RECORDS PROVIDED:
--------------------------------

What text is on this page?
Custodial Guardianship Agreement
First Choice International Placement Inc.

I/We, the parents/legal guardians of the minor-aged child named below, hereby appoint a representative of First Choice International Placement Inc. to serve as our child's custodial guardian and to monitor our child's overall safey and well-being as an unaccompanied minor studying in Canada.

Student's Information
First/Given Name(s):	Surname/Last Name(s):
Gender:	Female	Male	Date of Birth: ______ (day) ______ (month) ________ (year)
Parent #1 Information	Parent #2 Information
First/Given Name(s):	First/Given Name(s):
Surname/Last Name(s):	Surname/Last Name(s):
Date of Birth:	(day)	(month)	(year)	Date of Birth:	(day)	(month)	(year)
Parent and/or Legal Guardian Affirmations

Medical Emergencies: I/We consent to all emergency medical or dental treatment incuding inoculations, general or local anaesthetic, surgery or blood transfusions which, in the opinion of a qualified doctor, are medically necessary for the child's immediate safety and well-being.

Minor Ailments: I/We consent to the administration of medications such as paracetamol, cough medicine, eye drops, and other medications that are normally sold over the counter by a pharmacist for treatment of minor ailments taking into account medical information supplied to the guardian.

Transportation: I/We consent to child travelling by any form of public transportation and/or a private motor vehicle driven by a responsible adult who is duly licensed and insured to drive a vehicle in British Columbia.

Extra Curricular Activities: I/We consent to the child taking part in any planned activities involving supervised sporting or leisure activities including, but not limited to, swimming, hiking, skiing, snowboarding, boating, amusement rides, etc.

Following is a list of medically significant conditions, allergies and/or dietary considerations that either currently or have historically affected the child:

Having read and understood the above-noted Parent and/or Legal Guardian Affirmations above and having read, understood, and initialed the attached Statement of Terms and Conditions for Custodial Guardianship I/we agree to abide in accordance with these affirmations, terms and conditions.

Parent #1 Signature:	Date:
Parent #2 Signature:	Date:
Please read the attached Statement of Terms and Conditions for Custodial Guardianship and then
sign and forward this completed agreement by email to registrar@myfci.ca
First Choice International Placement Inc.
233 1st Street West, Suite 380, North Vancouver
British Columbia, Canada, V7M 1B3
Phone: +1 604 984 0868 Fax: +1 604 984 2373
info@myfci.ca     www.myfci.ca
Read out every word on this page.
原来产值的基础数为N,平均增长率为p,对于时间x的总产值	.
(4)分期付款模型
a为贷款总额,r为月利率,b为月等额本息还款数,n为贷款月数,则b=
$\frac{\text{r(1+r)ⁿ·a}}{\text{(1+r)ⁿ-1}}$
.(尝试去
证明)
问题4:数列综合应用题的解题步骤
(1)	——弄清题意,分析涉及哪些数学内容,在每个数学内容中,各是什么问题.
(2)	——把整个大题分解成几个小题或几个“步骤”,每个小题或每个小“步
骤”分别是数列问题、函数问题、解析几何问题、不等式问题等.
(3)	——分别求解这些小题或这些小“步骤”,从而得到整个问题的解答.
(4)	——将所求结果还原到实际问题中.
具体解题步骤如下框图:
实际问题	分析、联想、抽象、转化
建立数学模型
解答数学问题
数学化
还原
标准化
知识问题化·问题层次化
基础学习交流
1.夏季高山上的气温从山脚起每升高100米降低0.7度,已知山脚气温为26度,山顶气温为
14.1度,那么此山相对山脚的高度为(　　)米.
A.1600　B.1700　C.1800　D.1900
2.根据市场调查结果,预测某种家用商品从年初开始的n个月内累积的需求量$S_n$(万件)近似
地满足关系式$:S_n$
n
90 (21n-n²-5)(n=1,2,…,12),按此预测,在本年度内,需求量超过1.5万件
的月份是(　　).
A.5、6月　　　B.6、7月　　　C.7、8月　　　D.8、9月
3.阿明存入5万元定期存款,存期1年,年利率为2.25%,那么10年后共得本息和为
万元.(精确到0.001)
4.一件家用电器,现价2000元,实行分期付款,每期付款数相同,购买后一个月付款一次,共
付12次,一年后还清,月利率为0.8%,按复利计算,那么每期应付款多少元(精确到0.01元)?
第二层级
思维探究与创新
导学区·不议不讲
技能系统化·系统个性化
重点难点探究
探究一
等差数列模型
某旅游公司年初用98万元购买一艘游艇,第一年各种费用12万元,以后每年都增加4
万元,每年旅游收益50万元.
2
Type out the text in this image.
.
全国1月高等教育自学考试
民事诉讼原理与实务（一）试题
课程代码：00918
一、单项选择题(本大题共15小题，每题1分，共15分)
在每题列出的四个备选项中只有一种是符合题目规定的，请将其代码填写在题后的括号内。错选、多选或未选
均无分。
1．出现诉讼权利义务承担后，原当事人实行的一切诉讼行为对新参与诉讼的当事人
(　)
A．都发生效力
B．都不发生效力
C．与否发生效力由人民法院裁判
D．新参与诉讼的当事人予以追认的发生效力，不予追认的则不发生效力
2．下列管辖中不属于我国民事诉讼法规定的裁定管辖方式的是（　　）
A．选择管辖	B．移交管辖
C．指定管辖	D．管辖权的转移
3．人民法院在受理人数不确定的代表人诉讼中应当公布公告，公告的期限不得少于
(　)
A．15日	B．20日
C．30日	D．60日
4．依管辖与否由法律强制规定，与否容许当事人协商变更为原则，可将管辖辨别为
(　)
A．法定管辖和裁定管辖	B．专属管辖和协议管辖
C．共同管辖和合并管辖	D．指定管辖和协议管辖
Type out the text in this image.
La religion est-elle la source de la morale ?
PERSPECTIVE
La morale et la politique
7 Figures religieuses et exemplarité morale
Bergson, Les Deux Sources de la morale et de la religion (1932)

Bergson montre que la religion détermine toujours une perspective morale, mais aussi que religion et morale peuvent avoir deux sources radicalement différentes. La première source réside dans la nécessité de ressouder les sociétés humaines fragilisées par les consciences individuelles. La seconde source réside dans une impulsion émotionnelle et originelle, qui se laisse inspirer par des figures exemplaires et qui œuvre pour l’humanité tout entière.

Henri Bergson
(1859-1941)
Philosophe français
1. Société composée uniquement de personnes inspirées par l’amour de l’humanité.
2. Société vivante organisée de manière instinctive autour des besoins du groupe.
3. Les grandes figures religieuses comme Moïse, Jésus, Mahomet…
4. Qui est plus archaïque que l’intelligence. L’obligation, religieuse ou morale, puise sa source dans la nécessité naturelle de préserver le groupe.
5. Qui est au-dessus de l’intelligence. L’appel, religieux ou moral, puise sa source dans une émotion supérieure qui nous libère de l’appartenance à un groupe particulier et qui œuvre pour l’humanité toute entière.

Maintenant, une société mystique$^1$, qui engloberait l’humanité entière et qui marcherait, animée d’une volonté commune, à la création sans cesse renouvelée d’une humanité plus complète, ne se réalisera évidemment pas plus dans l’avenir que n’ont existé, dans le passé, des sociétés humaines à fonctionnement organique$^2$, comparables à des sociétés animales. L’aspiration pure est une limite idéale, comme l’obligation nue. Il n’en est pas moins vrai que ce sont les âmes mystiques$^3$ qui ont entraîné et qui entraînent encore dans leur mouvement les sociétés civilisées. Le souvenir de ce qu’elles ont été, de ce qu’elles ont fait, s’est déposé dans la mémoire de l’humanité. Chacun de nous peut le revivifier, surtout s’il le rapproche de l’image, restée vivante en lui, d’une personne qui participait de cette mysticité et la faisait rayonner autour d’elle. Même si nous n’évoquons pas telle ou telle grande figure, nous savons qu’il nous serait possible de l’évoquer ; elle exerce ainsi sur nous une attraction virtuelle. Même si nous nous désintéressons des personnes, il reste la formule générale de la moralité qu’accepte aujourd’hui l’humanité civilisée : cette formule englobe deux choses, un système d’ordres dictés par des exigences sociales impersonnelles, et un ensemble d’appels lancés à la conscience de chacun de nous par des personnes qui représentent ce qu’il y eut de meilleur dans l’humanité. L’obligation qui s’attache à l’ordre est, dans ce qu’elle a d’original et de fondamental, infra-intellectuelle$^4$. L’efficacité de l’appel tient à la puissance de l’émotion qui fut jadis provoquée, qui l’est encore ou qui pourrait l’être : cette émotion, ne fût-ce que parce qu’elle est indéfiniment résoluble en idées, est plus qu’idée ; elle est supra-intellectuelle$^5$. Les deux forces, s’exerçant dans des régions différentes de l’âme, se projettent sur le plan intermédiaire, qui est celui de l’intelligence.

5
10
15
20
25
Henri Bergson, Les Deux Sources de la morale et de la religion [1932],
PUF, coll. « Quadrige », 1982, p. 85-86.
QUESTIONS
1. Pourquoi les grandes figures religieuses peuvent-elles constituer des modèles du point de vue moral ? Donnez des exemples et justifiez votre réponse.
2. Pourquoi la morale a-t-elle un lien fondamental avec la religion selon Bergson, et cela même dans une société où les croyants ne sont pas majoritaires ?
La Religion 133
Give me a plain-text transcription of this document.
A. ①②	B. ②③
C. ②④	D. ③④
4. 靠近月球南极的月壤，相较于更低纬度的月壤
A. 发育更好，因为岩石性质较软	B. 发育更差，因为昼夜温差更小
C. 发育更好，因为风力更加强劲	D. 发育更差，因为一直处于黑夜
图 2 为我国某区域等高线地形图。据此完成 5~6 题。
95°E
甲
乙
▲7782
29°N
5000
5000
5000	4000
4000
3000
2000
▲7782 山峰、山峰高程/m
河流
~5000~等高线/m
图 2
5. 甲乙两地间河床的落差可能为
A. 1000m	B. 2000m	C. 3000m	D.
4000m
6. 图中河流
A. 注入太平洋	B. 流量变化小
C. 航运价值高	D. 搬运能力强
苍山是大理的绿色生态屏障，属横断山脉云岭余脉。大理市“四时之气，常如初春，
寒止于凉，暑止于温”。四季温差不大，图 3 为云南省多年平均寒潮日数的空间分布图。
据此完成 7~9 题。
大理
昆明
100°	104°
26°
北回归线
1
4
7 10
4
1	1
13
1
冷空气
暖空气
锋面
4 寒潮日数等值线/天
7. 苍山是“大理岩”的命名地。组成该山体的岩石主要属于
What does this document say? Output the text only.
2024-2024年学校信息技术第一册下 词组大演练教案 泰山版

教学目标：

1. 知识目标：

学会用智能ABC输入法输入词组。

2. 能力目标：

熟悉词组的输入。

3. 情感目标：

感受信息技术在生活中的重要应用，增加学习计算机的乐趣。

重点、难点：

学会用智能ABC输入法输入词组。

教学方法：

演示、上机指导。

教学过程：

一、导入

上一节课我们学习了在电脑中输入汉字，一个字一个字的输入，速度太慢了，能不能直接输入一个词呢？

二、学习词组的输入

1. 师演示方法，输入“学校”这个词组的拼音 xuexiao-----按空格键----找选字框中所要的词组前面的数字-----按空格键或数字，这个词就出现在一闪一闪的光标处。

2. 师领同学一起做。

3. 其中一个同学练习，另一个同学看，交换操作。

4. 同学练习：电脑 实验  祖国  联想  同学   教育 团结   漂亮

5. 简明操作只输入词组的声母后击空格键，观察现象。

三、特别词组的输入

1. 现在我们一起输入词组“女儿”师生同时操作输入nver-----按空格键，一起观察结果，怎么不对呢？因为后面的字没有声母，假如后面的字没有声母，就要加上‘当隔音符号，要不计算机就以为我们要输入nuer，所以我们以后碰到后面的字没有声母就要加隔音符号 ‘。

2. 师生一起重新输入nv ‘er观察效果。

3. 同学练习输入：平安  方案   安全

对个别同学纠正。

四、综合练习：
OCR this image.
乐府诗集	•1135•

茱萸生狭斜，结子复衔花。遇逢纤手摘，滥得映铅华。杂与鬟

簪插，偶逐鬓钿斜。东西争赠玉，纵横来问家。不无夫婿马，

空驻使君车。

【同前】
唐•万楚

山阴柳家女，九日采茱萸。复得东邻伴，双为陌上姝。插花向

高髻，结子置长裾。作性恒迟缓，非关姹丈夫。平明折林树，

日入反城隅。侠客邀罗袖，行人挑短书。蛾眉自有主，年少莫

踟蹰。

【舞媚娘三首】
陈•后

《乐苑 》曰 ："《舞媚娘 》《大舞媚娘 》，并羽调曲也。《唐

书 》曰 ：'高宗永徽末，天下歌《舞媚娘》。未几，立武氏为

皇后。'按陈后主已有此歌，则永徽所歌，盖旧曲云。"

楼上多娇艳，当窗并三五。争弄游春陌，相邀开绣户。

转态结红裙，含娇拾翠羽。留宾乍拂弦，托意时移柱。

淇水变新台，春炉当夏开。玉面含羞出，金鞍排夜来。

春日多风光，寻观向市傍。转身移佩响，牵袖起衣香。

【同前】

--------------------------------

Repeat, without change, each line of the data above from the one that contains "OCR this image." through the final line, counting both.

OUTPUT:
OCR this image.
乐府诗集	•1135•

茱萸生狭斜，结子复衔花。遇逢纤手摘，滥得映铅华。杂与鬟

簪插，偶逐鬓钿斜。东西争赠玉，纵横来问家。不无夫婿马，

空驻使君车。

【同前】
唐•万楚

山阴柳家女，九日采茱萸。复得东邻伴，双为陌上姝。插花向

高髻，结子置长裾。作性恒迟缓，非关姹丈夫。平明折林树，

日入反城隅。侠客邀罗袖，行人挑短书。蛾眉自有主，年少莫

踟蹰。

【舞媚娘三首】
陈•后

《乐苑 》曰 ："《舞媚娘 》《大舞媚娘 》，并羽调曲也。《唐

书 》曰 ：'高宗永徽末，天下歌《舞媚娘》。未几，立武氏为

皇后。'按陈后主已有此歌，则永徽所歌，盖旧曲云。"

楼上多娇艳，当窗并三五。争弄游春陌，相邀开绣户。

转态结红裙，含娇拾翠羽。留宾乍拂弦，托意时移柱。

淇水变新台，春炉当夏开。玉面含羞出，金鞍排夜来。

春日多风光，寻观向市傍。转身移佩响，牵袖起衣香。

【同前】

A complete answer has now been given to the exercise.